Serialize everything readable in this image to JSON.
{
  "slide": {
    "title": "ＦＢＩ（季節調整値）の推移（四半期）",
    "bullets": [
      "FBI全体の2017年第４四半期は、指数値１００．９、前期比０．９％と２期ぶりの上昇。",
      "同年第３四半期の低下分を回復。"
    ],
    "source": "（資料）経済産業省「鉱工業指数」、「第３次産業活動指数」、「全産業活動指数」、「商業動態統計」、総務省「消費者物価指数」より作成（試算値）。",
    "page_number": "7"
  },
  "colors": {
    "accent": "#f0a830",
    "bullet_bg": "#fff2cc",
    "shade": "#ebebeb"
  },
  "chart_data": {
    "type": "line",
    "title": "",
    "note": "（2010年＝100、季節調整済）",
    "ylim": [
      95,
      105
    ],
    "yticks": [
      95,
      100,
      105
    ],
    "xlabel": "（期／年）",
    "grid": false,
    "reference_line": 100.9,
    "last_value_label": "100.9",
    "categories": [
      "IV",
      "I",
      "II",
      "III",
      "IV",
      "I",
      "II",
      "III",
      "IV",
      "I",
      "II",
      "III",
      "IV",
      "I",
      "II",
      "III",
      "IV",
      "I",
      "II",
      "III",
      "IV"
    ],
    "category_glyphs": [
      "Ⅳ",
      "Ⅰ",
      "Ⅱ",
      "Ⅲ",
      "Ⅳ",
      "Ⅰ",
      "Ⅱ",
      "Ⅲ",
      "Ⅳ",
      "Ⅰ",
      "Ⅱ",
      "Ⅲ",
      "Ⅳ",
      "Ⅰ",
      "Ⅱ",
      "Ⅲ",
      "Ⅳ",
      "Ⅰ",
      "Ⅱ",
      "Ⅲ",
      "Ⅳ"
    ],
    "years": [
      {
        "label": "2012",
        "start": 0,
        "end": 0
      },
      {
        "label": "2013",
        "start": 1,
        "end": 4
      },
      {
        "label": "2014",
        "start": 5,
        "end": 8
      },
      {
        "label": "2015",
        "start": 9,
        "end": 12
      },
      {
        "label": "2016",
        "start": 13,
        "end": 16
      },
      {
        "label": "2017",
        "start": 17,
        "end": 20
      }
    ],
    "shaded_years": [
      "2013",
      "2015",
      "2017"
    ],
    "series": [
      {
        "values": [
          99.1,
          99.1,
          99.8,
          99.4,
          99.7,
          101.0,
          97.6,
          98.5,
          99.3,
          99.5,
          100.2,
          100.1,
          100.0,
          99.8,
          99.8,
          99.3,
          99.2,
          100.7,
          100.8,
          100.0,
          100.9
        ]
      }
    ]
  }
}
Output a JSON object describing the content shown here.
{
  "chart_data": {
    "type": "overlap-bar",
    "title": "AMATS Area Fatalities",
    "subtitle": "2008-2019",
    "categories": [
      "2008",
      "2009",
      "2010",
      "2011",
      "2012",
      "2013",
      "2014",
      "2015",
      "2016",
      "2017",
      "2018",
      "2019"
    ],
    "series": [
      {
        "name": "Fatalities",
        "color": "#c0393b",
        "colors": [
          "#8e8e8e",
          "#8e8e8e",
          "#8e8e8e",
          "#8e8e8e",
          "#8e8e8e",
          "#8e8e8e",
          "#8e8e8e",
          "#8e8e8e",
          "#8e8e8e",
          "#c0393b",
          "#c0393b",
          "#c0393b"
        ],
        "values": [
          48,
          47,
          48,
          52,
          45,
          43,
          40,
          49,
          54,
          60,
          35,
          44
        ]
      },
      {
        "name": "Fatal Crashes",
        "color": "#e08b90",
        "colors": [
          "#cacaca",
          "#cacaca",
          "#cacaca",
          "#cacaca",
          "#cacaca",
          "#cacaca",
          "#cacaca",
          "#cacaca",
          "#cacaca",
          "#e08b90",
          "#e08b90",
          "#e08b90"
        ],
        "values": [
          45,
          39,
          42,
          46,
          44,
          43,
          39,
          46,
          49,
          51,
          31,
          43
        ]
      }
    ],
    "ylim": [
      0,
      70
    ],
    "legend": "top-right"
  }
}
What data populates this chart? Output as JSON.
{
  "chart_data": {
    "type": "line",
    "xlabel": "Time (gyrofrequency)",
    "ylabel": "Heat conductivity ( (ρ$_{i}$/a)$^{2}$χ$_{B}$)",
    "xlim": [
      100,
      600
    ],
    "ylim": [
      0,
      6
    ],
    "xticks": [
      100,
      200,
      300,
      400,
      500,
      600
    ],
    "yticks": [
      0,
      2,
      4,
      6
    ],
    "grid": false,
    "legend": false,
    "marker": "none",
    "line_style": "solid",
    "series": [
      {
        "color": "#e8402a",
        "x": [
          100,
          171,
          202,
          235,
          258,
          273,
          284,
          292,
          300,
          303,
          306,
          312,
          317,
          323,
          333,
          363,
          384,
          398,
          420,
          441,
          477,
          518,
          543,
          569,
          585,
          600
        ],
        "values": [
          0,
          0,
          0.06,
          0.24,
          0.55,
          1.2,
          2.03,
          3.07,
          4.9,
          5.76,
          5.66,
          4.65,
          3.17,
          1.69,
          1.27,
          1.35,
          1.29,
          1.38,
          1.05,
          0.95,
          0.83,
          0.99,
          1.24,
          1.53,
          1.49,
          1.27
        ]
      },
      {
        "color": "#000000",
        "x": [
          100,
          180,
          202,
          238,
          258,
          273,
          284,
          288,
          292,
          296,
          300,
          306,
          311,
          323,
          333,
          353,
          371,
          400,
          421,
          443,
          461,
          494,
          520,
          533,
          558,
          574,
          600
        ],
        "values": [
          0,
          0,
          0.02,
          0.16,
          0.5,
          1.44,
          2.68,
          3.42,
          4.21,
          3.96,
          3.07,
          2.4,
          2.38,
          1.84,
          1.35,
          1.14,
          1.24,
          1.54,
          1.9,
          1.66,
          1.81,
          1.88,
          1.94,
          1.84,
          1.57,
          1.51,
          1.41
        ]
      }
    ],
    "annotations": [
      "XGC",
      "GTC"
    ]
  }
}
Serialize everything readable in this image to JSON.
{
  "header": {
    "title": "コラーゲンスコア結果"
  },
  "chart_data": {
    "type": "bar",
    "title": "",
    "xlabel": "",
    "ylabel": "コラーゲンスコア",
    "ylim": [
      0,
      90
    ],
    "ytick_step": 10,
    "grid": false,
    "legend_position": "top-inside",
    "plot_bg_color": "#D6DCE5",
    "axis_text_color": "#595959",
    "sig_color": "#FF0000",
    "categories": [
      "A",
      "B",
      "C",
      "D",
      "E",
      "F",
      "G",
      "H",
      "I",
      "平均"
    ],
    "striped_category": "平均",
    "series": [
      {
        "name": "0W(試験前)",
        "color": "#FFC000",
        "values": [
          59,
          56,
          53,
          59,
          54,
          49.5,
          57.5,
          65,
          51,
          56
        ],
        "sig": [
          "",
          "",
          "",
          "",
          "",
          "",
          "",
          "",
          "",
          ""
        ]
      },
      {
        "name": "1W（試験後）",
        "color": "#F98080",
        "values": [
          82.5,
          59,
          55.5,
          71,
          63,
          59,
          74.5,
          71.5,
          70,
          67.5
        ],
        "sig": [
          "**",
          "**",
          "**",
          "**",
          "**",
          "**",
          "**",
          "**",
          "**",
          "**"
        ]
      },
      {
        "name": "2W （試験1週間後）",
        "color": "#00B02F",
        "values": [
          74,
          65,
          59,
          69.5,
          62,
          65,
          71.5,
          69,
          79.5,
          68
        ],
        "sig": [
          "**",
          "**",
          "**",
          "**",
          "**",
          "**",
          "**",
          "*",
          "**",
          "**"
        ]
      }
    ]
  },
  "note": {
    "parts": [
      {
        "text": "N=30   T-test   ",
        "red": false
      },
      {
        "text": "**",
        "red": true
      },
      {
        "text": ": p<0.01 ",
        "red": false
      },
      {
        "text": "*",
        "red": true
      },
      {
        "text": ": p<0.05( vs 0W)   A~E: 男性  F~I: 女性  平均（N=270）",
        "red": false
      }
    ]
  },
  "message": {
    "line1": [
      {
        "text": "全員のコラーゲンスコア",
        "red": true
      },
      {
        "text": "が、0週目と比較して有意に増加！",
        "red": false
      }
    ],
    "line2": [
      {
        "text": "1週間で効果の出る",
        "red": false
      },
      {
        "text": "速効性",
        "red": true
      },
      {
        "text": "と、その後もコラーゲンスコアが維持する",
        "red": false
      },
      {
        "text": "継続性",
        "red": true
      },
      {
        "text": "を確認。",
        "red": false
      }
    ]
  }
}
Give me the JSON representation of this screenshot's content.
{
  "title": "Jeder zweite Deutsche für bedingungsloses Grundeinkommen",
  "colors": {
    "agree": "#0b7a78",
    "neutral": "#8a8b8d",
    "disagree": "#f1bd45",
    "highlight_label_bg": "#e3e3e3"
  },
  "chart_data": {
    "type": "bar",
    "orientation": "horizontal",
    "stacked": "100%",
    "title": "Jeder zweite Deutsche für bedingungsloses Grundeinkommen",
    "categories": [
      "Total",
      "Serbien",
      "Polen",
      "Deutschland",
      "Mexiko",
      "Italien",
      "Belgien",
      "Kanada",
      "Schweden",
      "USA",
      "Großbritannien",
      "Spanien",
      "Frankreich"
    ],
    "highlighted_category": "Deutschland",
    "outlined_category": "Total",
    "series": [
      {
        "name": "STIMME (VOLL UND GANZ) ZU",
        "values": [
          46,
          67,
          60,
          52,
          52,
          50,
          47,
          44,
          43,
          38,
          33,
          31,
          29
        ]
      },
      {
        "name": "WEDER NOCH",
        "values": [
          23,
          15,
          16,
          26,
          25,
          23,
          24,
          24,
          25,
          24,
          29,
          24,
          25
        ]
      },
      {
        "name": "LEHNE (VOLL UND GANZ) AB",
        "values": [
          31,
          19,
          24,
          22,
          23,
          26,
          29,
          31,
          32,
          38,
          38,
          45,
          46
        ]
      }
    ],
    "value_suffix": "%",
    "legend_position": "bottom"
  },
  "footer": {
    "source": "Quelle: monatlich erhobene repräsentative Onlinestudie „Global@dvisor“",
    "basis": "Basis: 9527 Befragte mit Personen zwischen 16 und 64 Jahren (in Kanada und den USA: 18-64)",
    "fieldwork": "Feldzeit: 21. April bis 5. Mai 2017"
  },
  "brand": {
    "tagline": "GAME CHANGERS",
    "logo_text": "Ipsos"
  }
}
☆ ☆ ☆ ☆
**Required task**
Find every line in the records above that holds the word "this", and copy each one.

**The result**
Serialize everything readable in this image to JSON.
What data populates this chart? Output as JSON.
Serialize everything readable in this image to JSON.
Give me the JSON representation of this screenshot's content.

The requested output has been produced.